** Begin LISTED ENTRIES **

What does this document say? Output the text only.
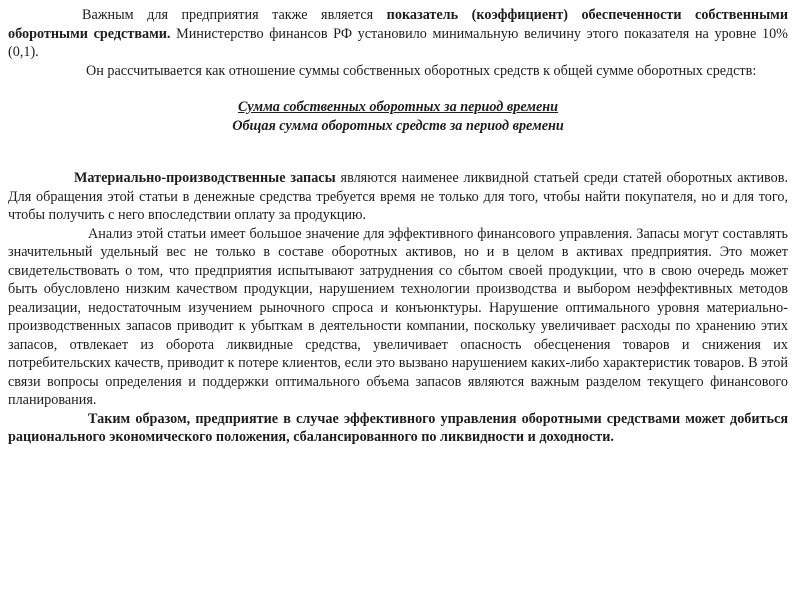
Важным для предприятия также является показатель (коэффициент) обеспеченности собственными оборотными средствами. Министерство финансов РФ установило минимальную величину этого показателя на уровне 10% (0,1).

Он рассчитывается как отношение суммы собственных оборотных средств к общей сумме оборотных средств:

Сумма собственных оборотных за период времени
Общая сумма оборотных средств за период времени

Материально-производственные запасы являются наименее ликвидной статьей среди статей оборотных активов. Для обращения этой статьи в денежные средства требуется время не только для того, чтобы найти покупателя, но и для того, чтобы получить с него впоследствии оплату за продукцию.

Анализ этой статьи имеет большое значение для эффективного финансового управления. Запасы могут составлять значительный удельный вес не только в составе оборотных активов, но и в целом в активах предприятия. Это может свидетельствовать о том, что предприятия испытывают затруднения со сбытом своей продукции, что в свою очередь может быть обусловлено низким качеством продукции, нарушением технологии производства и выбором неэффективных методов реализации, недостаточным изучением рыночного спроса и конъюнктуры. Нарушение оптимального уровня материально-производственных запасов приводит к убыткам в деятельности компании, поскольку увеличивает расходы по хранению этих запасов, отвлекает из оборота ликвидные средства, увеличивает опасность обесценения товаров и снижения их потребительских качеств, приводит к потере клиентов, если это вызвано нарушением каких-либо характеристик товаров. В этой связи вопросы определения и поддержки оптимального объема запасов являются важным разделом текущего финансового планирования.

Таким образом, предприятие в случае эффективного управления оборотными средствами может добиться рационального экономического положения, сбалансированного по ликвидности и доходности.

** End LISTED ENTRIES **

**PROBLEM TO WORK ON**:
Copy out every line of the material above exactly, skipping the pictures.

**RESULT OF THE EXERCISE**:
What does this document say? Output the text only.
Важным для предприятия также является показатель (коэффициент) обеспеченности собственными оборотными средствами. Министерство финансов РФ установило минимальную величину этого показателя на уровне 10% (0,1).

Он рассчитывается как отношение суммы собственных оборотных средств к общей сумме оборотных средств:

Сумма собственных оборотных за период времени
Общая сумма оборотных средств за период времени

Материально-производственные запасы являются наименее ликвидной статьей среди статей оборотных активов. Для обращения этой статьи в денежные средства требуется время не только для того, чтобы найти покупателя, но и для того, чтобы получить с него впоследствии оплату за продукцию.

Анализ этой статьи имеет большое значение для эффективного финансового управления. Запасы могут составлять значительный удельный вес не только в составе оборотных активов, но и в целом в активах предприятия. Это может свидетельствовать о том, что предприятия испытывают затруднения со сбытом своей продукции, что в свою очередь может быть обусловлено низким качеством продукции, нарушением технологии производства и выбором неэффективных методов реализации, недостаточным изучением рыночного спроса и конъюнктуры. Нарушение оптимального уровня материально-производственных запасов приводит к убыткам в деятельности компании, поскольку увеличивает расходы по хранению этих запасов, отвлекает из оборота ликвидные средства, увеличивает опасность обесценения товаров и снижения их потребительских качеств, приводит к потере клиентов, если это вызвано нарушением каких-либо характеристик товаров. В этой связи вопросы определения и поддержки оптимального объема запасов являются важным разделом текущего финансового планирования.

Таким образом, предприятие в случае эффективного управления оборотными средствами может добиться рационального экономического положения, сбалансированного по ликвидности и доходности.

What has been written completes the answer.